Extrait à lire ▸
*****
Elles se diffusent beaucoup plus rapidement et touchent davantage de gens : trois chercheurs du MIT décortiquent le mécanisme de propagation des fausses nouvelles.

L'ère Trump est celle des "fake news", mais peu d'éléments scientifiques étaient jusqu'à présent disponibles sur la manière dont elles se propagent. Aujourd'hui, trois chercheurs du Massachusetts Institute of Technology (MIT), Soroush Vosoughi, Deb Roy et Sinan Aral, réparent ce manque en publiant une étude à grande échelle sur la diffusion des fausses nouvelles, ce que l'on désigne souvent par l'anglicisme "fake news ".

Dans cette étude, parue jeudi soir dans le magazine "Science", ces spécialistes des interactions homme-machine et de l'analyse des mécanismes des réseaux sociaux ont décortiqué la transmission de l'information, révélant des éléments pour le moins surprenants.
*****
Consigne ▸
Recopiez mot pour mot le passage de l'article sur les fausses nouvelles, en commençant par « Dans cette étude, parue » et en allant jusqu'à « le moins surprenants. ».

Données fournies ▸
*****
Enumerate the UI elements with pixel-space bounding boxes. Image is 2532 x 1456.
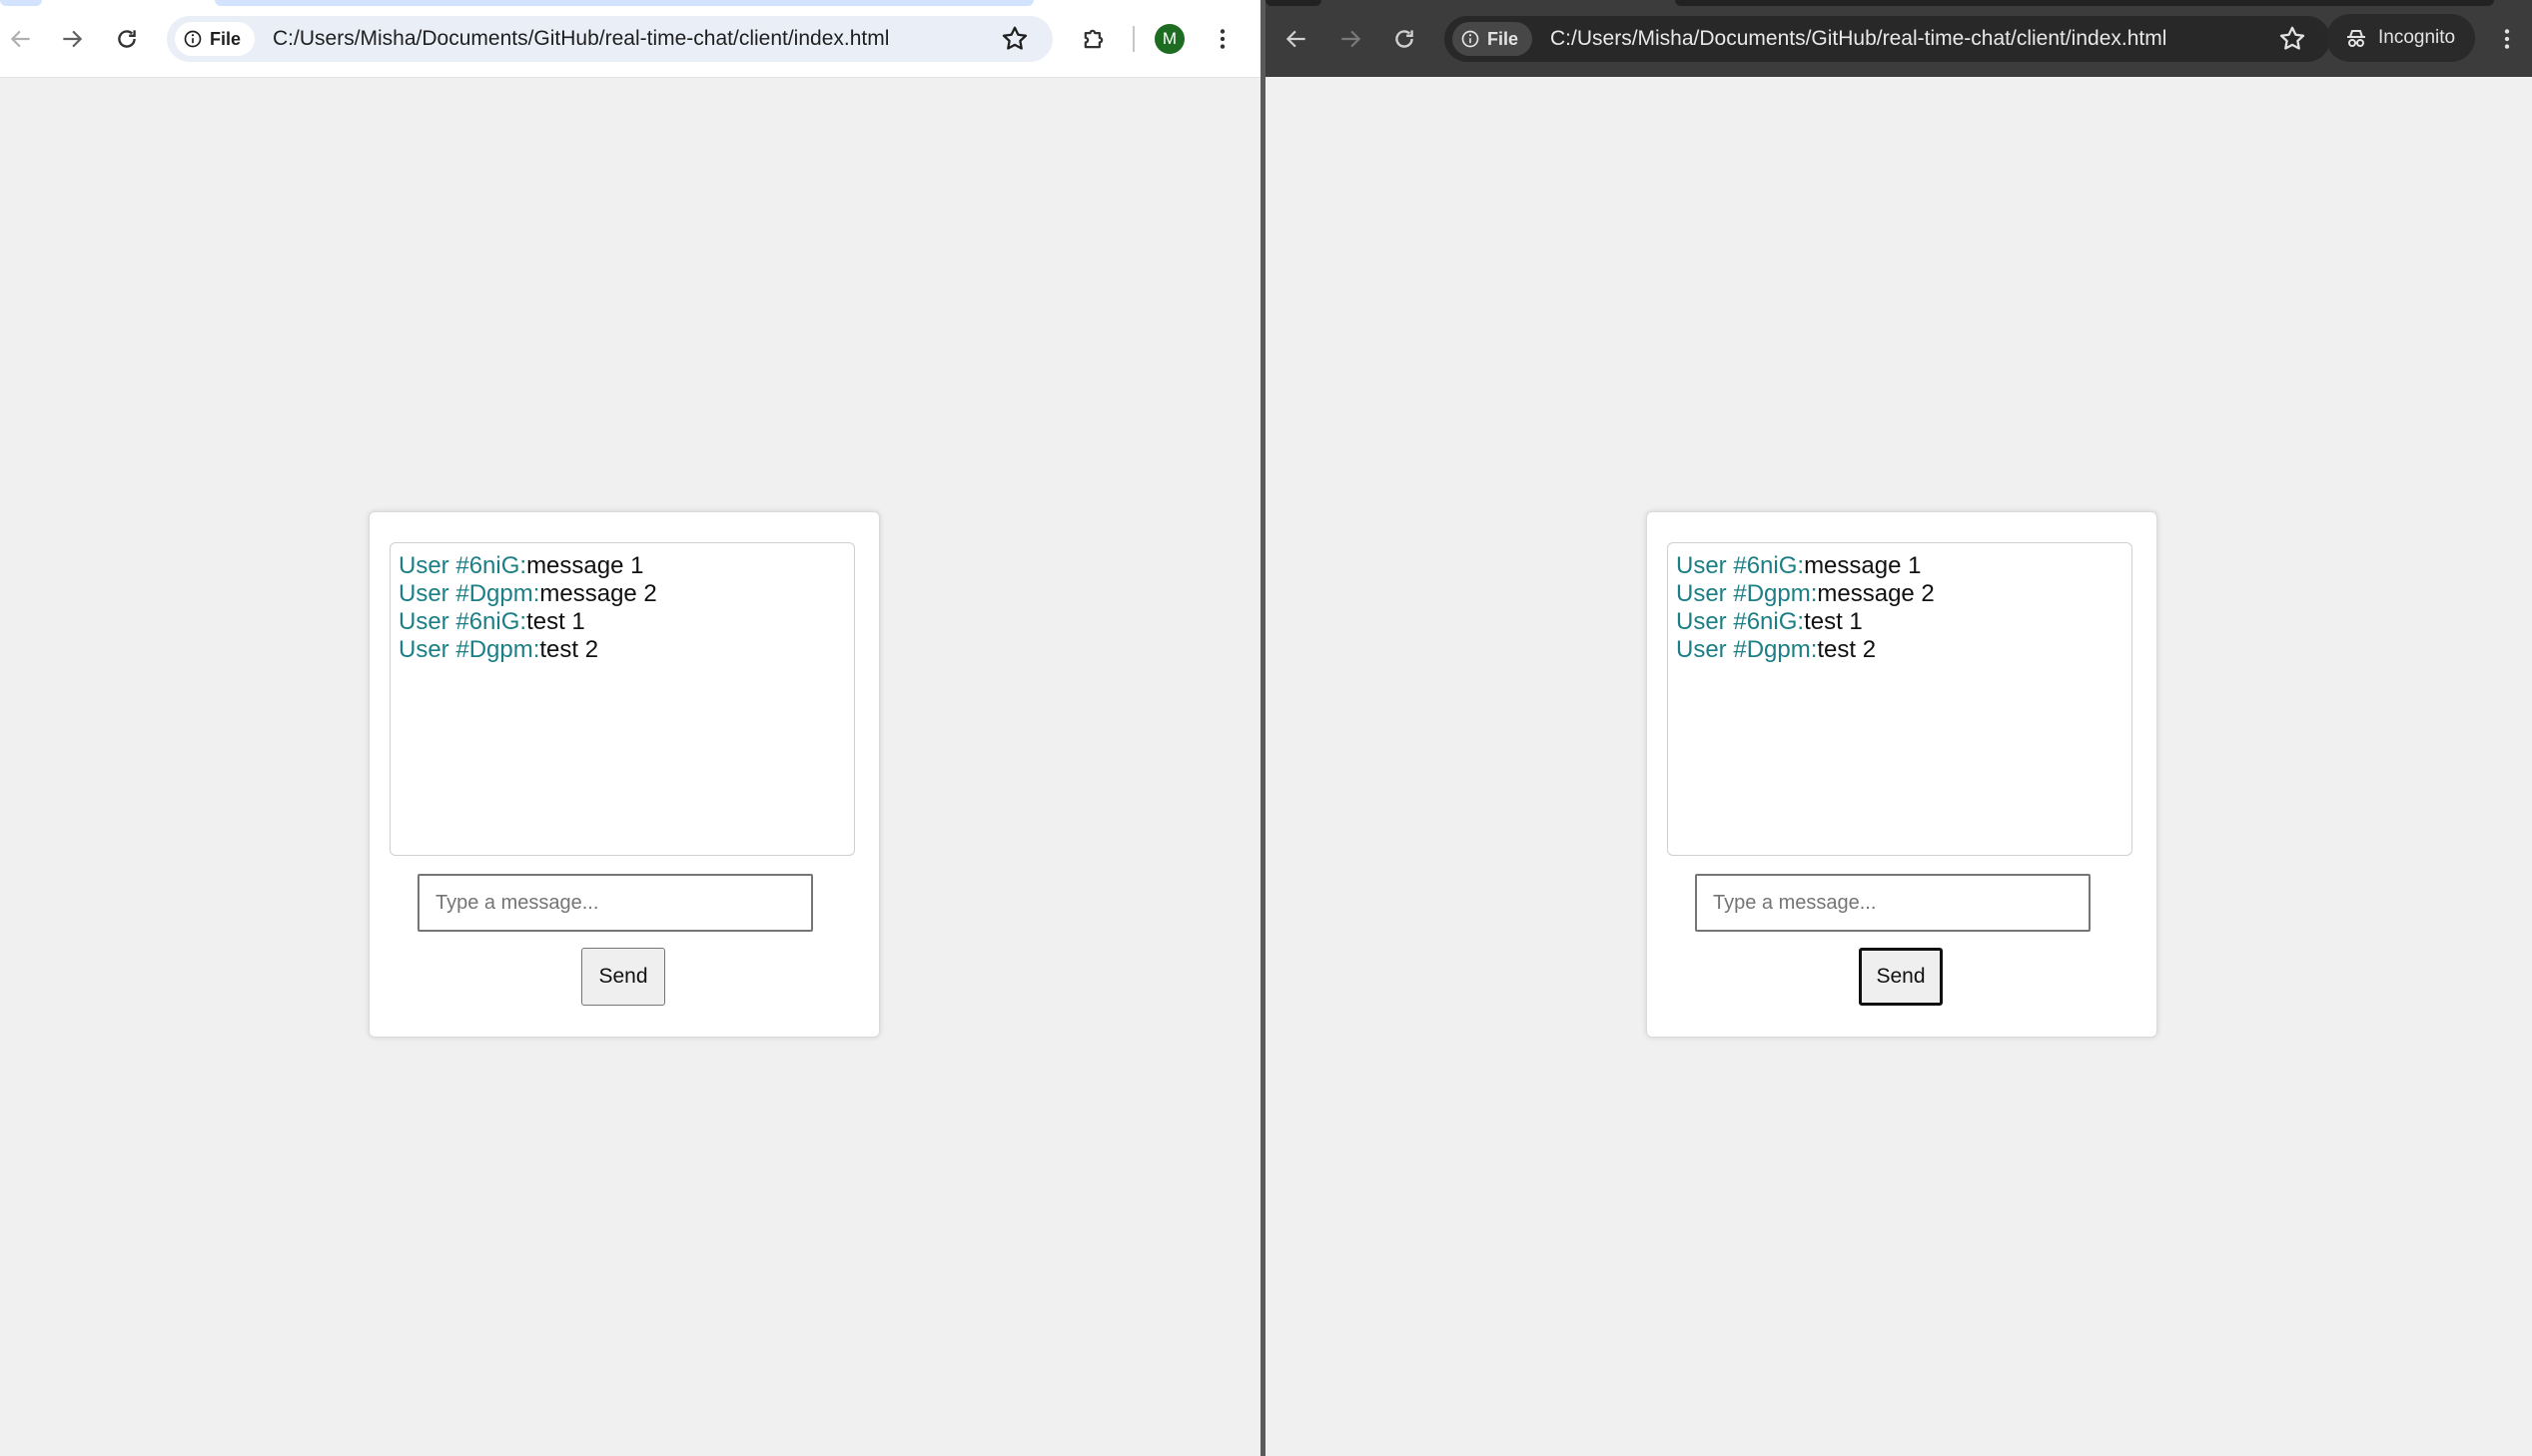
*****
Résultat final ▸
Dans cette étude, parue jeudi soir dans le magazine "Science", ces spécialistes des interactions homme-machine et de l'analyse des mécanismes des réseaux sociaux ont décortiqué la transmission de l'information, révélant des éléments pour le moins surprenants.